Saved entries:
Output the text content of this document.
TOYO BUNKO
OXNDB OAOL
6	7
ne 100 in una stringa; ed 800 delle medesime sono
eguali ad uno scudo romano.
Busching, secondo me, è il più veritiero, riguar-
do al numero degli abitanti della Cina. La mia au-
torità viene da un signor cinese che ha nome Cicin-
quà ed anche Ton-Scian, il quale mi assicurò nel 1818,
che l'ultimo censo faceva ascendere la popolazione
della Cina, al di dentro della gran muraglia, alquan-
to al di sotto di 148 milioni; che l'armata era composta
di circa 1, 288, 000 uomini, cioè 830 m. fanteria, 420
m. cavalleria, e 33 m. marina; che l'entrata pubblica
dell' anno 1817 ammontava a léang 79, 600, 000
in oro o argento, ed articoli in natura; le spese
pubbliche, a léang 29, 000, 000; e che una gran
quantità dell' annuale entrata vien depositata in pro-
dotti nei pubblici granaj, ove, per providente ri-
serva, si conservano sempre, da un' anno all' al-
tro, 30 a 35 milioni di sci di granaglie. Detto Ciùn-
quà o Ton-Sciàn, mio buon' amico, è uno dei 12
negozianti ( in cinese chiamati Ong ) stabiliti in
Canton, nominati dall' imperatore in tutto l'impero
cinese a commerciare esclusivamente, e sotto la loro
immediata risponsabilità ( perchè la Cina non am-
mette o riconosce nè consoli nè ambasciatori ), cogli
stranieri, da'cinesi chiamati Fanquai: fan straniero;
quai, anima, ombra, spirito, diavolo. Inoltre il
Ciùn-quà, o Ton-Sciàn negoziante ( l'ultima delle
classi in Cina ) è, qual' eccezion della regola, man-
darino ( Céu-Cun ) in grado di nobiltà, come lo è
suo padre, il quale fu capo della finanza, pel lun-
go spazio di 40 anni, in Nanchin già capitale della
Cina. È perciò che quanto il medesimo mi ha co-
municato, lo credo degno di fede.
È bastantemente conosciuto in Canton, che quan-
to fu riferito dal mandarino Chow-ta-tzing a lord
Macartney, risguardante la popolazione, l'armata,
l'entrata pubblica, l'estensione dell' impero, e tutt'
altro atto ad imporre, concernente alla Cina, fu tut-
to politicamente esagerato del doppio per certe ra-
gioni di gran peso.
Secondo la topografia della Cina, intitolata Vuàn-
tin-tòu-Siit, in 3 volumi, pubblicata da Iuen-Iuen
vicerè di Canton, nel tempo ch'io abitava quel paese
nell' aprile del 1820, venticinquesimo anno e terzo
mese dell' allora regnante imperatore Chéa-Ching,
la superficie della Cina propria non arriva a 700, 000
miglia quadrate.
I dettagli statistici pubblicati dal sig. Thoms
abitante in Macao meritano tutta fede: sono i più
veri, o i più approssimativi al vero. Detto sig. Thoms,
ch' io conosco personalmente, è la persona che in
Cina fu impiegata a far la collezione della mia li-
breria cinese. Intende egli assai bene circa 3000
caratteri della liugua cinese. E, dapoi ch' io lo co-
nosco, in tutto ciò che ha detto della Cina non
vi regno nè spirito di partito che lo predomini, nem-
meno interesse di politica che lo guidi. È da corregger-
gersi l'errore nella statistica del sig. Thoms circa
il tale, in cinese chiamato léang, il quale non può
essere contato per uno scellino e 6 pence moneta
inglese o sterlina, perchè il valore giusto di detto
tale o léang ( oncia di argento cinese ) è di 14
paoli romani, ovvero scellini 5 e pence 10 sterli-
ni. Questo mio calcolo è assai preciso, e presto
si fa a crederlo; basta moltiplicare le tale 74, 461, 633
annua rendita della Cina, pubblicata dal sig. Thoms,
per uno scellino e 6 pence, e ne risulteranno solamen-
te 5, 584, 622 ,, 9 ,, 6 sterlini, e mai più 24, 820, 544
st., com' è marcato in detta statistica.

◆ **Task prompt**:
Only lines that contain the word "pubblicata" are wanted; copy each of them.

◆ **Solution to this problem**:
tin-tòu-Siit, in 3 volumi, pubblicata da Iuen-Iuen
annua rendita della Cina, pubblicata dal sig. Thoms,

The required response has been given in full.